▶ Extracted records:
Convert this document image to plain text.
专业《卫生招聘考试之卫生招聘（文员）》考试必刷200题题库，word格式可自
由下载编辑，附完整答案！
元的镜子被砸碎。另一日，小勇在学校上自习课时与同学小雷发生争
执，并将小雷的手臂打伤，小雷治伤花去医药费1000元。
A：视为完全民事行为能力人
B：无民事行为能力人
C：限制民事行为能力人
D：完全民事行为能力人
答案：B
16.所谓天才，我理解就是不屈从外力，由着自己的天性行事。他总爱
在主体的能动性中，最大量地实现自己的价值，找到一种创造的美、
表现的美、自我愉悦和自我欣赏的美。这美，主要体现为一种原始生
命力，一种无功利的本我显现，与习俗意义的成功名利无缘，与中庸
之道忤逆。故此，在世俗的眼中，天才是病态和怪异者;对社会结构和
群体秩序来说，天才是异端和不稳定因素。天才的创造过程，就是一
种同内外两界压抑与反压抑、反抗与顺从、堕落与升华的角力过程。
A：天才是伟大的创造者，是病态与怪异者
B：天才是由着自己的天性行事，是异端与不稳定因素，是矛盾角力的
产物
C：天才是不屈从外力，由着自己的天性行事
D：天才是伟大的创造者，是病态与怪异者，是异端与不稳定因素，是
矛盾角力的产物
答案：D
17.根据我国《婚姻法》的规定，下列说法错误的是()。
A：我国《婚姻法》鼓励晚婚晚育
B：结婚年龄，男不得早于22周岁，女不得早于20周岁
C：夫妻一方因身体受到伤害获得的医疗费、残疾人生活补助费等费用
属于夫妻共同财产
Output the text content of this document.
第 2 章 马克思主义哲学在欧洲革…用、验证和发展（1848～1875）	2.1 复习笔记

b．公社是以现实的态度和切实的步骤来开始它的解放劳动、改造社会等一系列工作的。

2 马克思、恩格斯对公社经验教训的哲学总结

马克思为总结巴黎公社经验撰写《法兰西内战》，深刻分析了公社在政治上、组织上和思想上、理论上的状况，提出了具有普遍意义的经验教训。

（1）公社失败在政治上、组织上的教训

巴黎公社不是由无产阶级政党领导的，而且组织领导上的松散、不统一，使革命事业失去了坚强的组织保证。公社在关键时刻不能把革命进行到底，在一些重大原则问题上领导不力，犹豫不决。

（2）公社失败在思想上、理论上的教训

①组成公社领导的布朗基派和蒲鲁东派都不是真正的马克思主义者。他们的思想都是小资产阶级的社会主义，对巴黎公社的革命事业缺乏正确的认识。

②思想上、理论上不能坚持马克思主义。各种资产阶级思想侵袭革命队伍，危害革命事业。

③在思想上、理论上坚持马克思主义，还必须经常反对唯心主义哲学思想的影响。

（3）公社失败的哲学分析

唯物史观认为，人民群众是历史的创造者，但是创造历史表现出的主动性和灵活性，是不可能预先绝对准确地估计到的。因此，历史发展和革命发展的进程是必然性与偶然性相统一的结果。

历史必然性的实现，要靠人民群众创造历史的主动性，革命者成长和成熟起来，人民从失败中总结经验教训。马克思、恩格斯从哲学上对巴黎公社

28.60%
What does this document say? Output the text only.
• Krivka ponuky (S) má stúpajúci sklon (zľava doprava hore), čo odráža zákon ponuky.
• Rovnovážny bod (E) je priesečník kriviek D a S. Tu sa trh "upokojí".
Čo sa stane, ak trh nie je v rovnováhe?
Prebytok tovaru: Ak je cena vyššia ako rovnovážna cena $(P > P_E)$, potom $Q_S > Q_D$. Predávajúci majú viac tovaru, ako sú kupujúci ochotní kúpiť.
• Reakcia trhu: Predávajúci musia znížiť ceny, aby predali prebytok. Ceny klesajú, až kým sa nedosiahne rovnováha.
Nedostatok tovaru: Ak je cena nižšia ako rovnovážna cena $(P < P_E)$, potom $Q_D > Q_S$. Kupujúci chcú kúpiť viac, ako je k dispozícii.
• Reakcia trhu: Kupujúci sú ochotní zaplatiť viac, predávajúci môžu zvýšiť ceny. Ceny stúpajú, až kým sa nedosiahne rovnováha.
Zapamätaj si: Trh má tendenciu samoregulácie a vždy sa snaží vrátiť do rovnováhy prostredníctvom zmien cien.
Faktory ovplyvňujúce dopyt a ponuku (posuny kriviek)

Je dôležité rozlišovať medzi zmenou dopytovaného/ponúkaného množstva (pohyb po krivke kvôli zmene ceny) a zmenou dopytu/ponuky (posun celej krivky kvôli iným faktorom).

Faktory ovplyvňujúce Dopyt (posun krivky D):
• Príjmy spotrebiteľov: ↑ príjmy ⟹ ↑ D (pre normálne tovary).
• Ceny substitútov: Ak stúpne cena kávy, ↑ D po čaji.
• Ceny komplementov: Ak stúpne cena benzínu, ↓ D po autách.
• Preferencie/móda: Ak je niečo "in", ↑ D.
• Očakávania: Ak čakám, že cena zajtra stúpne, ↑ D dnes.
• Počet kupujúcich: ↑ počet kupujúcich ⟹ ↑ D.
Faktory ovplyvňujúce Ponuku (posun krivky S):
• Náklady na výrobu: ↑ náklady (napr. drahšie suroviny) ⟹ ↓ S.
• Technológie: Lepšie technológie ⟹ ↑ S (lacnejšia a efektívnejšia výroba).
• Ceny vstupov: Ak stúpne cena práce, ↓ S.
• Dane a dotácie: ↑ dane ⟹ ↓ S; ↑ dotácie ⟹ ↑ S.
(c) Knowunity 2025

▶ Prompt: Reproduce the complete data exactly as presented above.

▶ Written solution:
Convert this document image to plain text.
专业《卫生招聘考试之卫生招聘（文员）》考试必刷200题题库，word格式可自
由下载编辑，附完整答案！
元的镜子被砸碎。另一日，小勇在学校上自习课时与同学小雷发生争
执，并将小雷的手臂打伤，小雷治伤花去医药费1000元。
A：视为完全民事行为能力人
B：无民事行为能力人
C：限制民事行为能力人
D：完全民事行为能力人
答案：B
16.所谓天才，我理解就是不屈从外力，由着自己的天性行事。他总爱
在主体的能动性中，最大量地实现自己的价值，找到一种创造的美、
表现的美、自我愉悦和自我欣赏的美。这美，主要体现为一种原始生
命力，一种无功利的本我显现，与习俗意义的成功名利无缘，与中庸
之道忤逆。故此，在世俗的眼中，天才是病态和怪异者;对社会结构和
群体秩序来说，天才是异端和不稳定因素。天才的创造过程，就是一
种同内外两界压抑与反压抑、反抗与顺从、堕落与升华的角力过程。
A：天才是伟大的创造者，是病态与怪异者
B：天才是由着自己的天性行事，是异端与不稳定因素，是矛盾角力的
产物
C：天才是不屈从外力，由着自己的天性行事
D：天才是伟大的创造者，是病态与怪异者，是异端与不稳定因素，是
矛盾角力的产物
答案：D
17.根据我国《婚姻法》的规定，下列说法错误的是()。
A：我国《婚姻法》鼓励晚婚晚育
B：结婚年龄，男不得早于22周岁，女不得早于20周岁
C：夫妻一方因身体受到伤害获得的医疗费、残疾人生活补助费等费用
属于夫妻共同财产
Output the text content of this document.
第 2 章 马克思主义哲学在欧洲革…用、验证和发展（1848～1875）	2.1 复习笔记

b．公社是以现实的态度和切实的步骤来开始它的解放劳动、改造社会等一系列工作的。

2 马克思、恩格斯对公社经验教训的哲学总结

马克思为总结巴黎公社经验撰写《法兰西内战》，深刻分析了公社在政治上、组织上和思想上、理论上的状况，提出了具有普遍意义的经验教训。

（1）公社失败在政治上、组织上的教训

巴黎公社不是由无产阶级政党领导的，而且组织领导上的松散、不统一，使革命事业失去了坚强的组织保证。公社在关键时刻不能把革命进行到底，在一些重大原则问题上领导不力，犹豫不决。

（2）公社失败在思想上、理论上的教训

①组成公社领导的布朗基派和蒲鲁东派都不是真正的马克思主义者。他们的思想都是小资产阶级的社会主义，对巴黎公社的革命事业缺乏正确的认识。

②思想上、理论上不能坚持马克思主义。各种资产阶级思想侵袭革命队伍，危害革命事业。

③在思想上、理论上坚持马克思主义，还必须经常反对唯心主义哲学思想的影响。

（3）公社失败的哲学分析

唯物史观认为，人民群众是历史的创造者，但是创造历史表现出的主动性和灵活性，是不可能预先绝对准确地估计到的。因此，历史发展和革命发展的进程是必然性与偶然性相统一的结果。

历史必然性的实现，要靠人民群众创造历史的主动性，革命者成长和成熟起来，人民从失败中总结经验教训。马克思、恩格斯从哲学上对巴黎公社

28.60%
What does this document say? Output the text only.
• Krivka ponuky (S) má stúpajúci sklon (zľava doprava hore), čo odráža zákon ponuky.
• Rovnovážny bod (E) je priesečník kriviek D a S. Tu sa trh "upokojí".
Čo sa stane, ak trh nie je v rovnováhe?
Prebytok tovaru: Ak je cena vyššia ako rovnovážna cena $(P > P_E)$, potom $Q_S > Q_D$. Predávajúci majú viac tovaru, ako sú kupujúci ochotní kúpiť.
• Reakcia trhu: Predávajúci musia znížiť ceny, aby predali prebytok. Ceny klesajú, až kým sa nedosiahne rovnováha.
Nedostatok tovaru: Ak je cena nižšia ako rovnovážna cena $(P < P_E)$, potom $Q_D > Q_S$. Kupujúci chcú kúpiť viac, ako je k dispozícii.
• Reakcia trhu: Kupujúci sú ochotní zaplatiť viac, predávajúci môžu zvýšiť ceny. Ceny stúpajú, až kým sa nedosiahne rovnováha.
Zapamätaj si: Trh má tendenciu samoregulácie a vždy sa snaží vrátiť do rovnováhy prostredníctvom zmien cien.
Faktory ovplyvňujúce dopyt a ponuku (posuny kriviek)

Je dôležité rozlišovať medzi zmenou dopytovaného/ponúkaného množstva (pohyb po krivke kvôli zmene ceny) a zmenou dopytu/ponuky (posun celej krivky kvôli iným faktorom).

Faktory ovplyvňujúce Dopyt (posun krivky D):
• Príjmy spotrebiteľov: ↑ príjmy ⟹ ↑ D (pre normálne tovary).
• Ceny substitútov: Ak stúpne cena kávy, ↑ D po čaji.
• Ceny komplementov: Ak stúpne cena benzínu, ↓ D po autách.
• Preferencie/móda: Ak je niečo "in", ↑ D.
• Očakávania: Ak čakám, že cena zajtra stúpne, ↑ D dnes.
• Počet kupujúcich: ↑ počet kupujúcich ⟹ ↑ D.
Faktory ovplyvňujúce Ponuku (posun krivky S):
• Náklady na výrobu: ↑ náklady (napr. drahšie suroviny) ⟹ ↓ S.
• Technológie: Lepšie technológie ⟹ ↑ S (lacnejšia a efektívnejšia výroba).
• Ceny vstupov: Ak stúpne cena práce, ↓ S.
• Dane a dotácie: ↑ dane ⟹ ↓ S; ↑ dotácie ⟹ ↑ S.
(c) Knowunity 2025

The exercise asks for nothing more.